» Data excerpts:
################
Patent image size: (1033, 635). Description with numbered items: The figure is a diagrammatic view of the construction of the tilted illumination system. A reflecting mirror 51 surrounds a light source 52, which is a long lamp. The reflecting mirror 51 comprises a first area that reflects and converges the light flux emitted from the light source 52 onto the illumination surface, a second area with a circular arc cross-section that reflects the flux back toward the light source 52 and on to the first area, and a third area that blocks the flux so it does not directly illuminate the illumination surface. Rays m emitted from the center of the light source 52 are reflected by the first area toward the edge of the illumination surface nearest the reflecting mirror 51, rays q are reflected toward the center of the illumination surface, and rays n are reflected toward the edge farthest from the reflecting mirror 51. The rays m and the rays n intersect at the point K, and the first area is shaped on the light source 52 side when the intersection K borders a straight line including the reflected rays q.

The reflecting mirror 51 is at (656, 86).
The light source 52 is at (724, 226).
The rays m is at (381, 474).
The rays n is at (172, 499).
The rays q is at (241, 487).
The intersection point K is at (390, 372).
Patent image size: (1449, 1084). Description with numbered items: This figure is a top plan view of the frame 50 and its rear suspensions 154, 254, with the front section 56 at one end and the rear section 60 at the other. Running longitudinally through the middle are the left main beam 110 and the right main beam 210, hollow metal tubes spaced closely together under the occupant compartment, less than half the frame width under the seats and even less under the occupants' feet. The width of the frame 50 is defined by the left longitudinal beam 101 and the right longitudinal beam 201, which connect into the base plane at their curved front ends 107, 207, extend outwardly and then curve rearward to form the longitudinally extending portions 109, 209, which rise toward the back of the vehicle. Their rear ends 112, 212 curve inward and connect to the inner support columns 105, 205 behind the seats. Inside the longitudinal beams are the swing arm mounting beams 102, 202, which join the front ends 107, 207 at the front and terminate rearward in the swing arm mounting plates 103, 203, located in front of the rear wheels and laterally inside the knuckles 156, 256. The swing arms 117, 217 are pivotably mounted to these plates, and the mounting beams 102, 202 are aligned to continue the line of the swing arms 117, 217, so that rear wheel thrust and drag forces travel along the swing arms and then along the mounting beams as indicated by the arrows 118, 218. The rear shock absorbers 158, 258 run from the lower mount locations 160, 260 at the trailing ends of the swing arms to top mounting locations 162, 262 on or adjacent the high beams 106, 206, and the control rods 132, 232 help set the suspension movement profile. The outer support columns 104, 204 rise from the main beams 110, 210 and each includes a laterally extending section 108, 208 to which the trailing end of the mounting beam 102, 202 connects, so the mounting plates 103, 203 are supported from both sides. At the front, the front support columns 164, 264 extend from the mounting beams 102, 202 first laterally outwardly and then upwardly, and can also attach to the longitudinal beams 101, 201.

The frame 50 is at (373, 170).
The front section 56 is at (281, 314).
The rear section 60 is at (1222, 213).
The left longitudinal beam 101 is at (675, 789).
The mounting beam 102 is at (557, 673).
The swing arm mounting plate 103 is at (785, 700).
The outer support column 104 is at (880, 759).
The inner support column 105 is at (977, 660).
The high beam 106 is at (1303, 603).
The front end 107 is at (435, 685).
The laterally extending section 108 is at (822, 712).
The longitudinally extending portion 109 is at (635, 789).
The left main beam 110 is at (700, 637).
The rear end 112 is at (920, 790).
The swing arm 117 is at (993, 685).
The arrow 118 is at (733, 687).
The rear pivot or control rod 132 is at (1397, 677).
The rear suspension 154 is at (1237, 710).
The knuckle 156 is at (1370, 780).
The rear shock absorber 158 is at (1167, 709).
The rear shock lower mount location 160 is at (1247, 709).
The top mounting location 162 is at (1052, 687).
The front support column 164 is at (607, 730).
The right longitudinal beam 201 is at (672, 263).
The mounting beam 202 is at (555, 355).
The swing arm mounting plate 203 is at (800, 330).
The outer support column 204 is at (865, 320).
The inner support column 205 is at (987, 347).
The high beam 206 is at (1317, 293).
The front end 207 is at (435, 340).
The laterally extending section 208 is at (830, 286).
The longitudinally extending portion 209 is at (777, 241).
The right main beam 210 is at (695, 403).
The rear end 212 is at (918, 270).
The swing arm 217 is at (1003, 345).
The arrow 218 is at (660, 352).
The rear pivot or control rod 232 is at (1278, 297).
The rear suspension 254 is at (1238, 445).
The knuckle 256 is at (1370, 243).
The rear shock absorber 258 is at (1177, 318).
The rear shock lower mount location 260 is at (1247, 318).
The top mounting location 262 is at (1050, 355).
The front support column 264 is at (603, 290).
################
» TASK PROMPT:
Update the entries by changing "diagrammatic" to "schematic", and write them out again with nothing else altered.

» CORRECT RESPONSE:
Patent image size: (1033, 635). Description with numbered items: The figure is a schematic view of the construction of the tilted illumination system. A reflecting mirror 51 surrounds a light source 52, which is a long lamp. The reflecting mirror 51 comprises a first area that reflects and converges the light flux emitted from the light source 52 onto the illumination surface, a second area with a circular arc cross-section that reflects the flux back toward the light source 52 and on to the first area, and a third area that blocks the flux so it does not directly illuminate the illumination surface. Rays m emitted from the center of the light source 52 are reflected by the first area toward the edge of the illumination surface nearest the reflecting mirror 51, rays q are reflected toward the center of the illumination surface, and rays n are reflected toward the edge farthest from the reflecting mirror 51. The rays m and the rays n intersect at the point K, and the first area is shaped on the light source 52 side when the intersection K borders a straight line including the reflected rays q.

The reflecting mirror 51 is at (656, 86).
The light source 52 is at (724, 226).
The rays m is at (381, 474).
The rays n is at (172, 499).
The rays q is at (241, 487).
The intersection point K is at (390, 372).
Patent image size: (1449, 1084). Description with numbered items: This figure is a top plan view of the frame 50 and its rear suspensions 154, 254, with the front section 56 at one end and the rear section 60 at the other. Running longitudinally through the middle are the left main beam 110 and the right main beam 210, hollow metal tubes spaced closely together under the occupant compartment, less than half the frame width under the seats and even less under the occupants' feet. The width of the frame 50 is defined by the left longitudinal beam 101 and the right longitudinal beam 201, which connect into the base plane at their curved front ends 107, 207, extend outwardly and then curve rearward to form the longitudinally extending portions 109, 209, which rise toward the back of the vehicle. Their rear ends 112, 212 curve inward and connect to the inner support columns 105, 205 behind the seats. Inside the longitudinal beams are the swing arm mounting beams 102, 202, which join the front ends 107, 207 at the front and terminate rearward in the swing arm mounting plates 103, 203, located in front of the rear wheels and laterally inside the knuckles 156, 256. The swing arms 117, 217 are pivotably mounted to these plates, and the mounting beams 102, 202 are aligned to continue the line of the swing arms 117, 217, so that rear wheel thrust and drag forces travel along the swing arms and then along the mounting beams as indicated by the arrows 118, 218. The rear shock absorbers 158, 258 run from the lower mount locations 160, 260 at the trailing ends of the swing arms to top mounting locations 162, 262 on or adjacent the high beams 106, 206, and the control rods 132, 232 help set the suspension movement profile. The outer support columns 104, 204 rise from the main beams 110, 210 and each includes a laterally extending section 108, 208 to which the trailing end of the mounting beam 102, 202 connects, so the mounting plates 103, 203 are supported from both sides. At the front, the front support columns 164, 264 extend from the mounting beams 102, 202 first laterally outwardly and then upwardly, and can also attach to the longitudinal beams 101, 201.

The frame 50 is at (373, 170).
The front section 56 is at (281, 314).
The rear section 60 is at (1222, 213).
The left longitudinal beam 101 is at (675, 789).
The mounting beam 102 is at (557, 673).
The swing arm mounting plate 103 is at (785, 700).
The outer support column 104 is at (880, 759).
The inner support column 105 is at (977, 660).
The high beam 106 is at (1303, 603).
The front end 107 is at (435, 685).
The laterally extending section 108 is at (822, 712).
The longitudinally extending portion 109 is at (635, 789).
The left main beam 110 is at (700, 637).
The rear end 112 is at (920, 790).
The swing arm 117 is at (993, 685).
The arrow 118 is at (733, 687).
The rear pivot or control rod 132 is at (1397, 677).
The rear suspension 154 is at (1237, 710).
The knuckle 156 is at (1370, 780).
The rear shock absorber 158 is at (1167, 709).
The rear shock lower mount location 160 is at (1247, 709).
The top mounting location 162 is at (1052, 687).
The front support column 164 is at (607, 730).
The right longitudinal beam 201 is at (672, 263).
The mounting beam 202 is at (555, 355).
The swing arm mounting plate 203 is at (800, 330).
The outer support column 204 is at (865, 320).
The inner support column 205 is at (987, 347).
The high beam 206 is at (1317, 293).
The front end 207 is at (435, 340).
The laterally extending section 208 is at (830, 286).
The longitudinally extending portion 209 is at (777, 241).
The right main beam 210 is at (695, 403).
The rear end 212 is at (918, 270).
The swing arm 217 is at (1003, 345).
The arrow 218 is at (660, 352).
The rear pivot or control rod 232 is at (1278, 297).
The rear suspension 254 is at (1238, 445).
The knuckle 256 is at (1370, 243).
The rear shock absorber 258 is at (1177, 318).
The rear shock lower mount location 260 is at (1247, 318).
The top mounting location 262 is at (1050, 355).
The front support column 264 is at (603, 290).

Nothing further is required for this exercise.